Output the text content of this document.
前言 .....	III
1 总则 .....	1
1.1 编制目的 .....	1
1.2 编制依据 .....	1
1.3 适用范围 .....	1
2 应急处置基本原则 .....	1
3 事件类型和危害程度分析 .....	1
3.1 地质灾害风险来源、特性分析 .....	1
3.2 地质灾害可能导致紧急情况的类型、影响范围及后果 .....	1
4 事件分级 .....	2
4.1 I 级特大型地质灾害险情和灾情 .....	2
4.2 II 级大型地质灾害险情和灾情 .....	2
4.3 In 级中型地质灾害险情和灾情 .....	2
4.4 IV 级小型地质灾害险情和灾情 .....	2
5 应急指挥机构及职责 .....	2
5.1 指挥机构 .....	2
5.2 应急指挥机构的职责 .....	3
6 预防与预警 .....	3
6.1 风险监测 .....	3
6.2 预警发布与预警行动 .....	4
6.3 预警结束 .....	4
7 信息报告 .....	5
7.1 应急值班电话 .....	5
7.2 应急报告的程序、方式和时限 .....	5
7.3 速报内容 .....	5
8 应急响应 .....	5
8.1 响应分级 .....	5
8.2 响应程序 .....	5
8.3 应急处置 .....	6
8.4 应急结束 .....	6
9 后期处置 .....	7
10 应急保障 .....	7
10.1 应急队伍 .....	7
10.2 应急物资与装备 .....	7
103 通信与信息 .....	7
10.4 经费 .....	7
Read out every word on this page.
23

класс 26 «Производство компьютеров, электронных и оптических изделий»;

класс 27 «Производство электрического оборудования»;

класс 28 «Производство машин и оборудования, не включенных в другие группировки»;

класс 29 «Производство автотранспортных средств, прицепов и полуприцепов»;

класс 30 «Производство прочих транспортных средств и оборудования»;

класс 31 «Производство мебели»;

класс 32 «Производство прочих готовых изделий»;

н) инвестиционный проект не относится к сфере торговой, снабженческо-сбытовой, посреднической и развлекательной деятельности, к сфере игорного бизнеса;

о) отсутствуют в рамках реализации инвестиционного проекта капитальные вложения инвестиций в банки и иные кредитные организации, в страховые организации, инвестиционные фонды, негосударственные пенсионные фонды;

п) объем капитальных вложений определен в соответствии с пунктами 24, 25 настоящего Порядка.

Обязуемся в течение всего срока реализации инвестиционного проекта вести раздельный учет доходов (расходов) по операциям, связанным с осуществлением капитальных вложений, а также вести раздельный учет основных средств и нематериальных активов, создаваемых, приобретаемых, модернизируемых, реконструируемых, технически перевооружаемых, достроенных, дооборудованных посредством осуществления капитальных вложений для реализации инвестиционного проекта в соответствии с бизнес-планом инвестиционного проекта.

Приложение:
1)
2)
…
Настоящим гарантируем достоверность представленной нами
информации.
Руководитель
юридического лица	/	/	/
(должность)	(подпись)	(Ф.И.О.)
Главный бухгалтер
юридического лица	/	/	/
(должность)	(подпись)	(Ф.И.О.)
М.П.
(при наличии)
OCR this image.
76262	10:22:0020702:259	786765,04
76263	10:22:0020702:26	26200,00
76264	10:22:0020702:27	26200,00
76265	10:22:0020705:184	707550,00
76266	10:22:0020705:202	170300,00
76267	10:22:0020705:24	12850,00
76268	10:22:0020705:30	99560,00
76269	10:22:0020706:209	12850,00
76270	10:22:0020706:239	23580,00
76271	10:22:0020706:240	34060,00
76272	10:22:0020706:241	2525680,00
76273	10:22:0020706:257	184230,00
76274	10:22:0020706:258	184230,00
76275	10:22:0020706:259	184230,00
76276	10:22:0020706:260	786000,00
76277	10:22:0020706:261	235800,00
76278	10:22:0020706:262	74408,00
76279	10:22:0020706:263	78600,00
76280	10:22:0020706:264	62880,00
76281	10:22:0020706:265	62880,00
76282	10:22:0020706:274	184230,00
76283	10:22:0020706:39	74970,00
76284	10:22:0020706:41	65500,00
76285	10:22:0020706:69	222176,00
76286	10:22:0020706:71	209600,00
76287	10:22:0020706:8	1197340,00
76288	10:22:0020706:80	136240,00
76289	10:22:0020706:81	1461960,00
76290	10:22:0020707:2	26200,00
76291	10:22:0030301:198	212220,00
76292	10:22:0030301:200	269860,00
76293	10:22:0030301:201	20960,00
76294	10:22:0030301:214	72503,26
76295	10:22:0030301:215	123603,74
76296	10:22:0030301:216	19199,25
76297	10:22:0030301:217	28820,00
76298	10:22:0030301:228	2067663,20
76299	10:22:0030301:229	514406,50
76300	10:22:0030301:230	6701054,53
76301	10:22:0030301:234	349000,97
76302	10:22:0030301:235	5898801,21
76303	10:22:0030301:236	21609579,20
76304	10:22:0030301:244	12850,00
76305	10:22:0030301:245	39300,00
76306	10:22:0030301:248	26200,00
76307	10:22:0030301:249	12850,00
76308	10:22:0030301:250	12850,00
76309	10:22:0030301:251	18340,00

### [Prompt]
Reproduce each line of the entries in which the word "прочих" is found.

### [Full response]
класс 30 «Производство прочих транспортных средств и оборудования»;
класс 32 «Производство прочих готовых изделий»;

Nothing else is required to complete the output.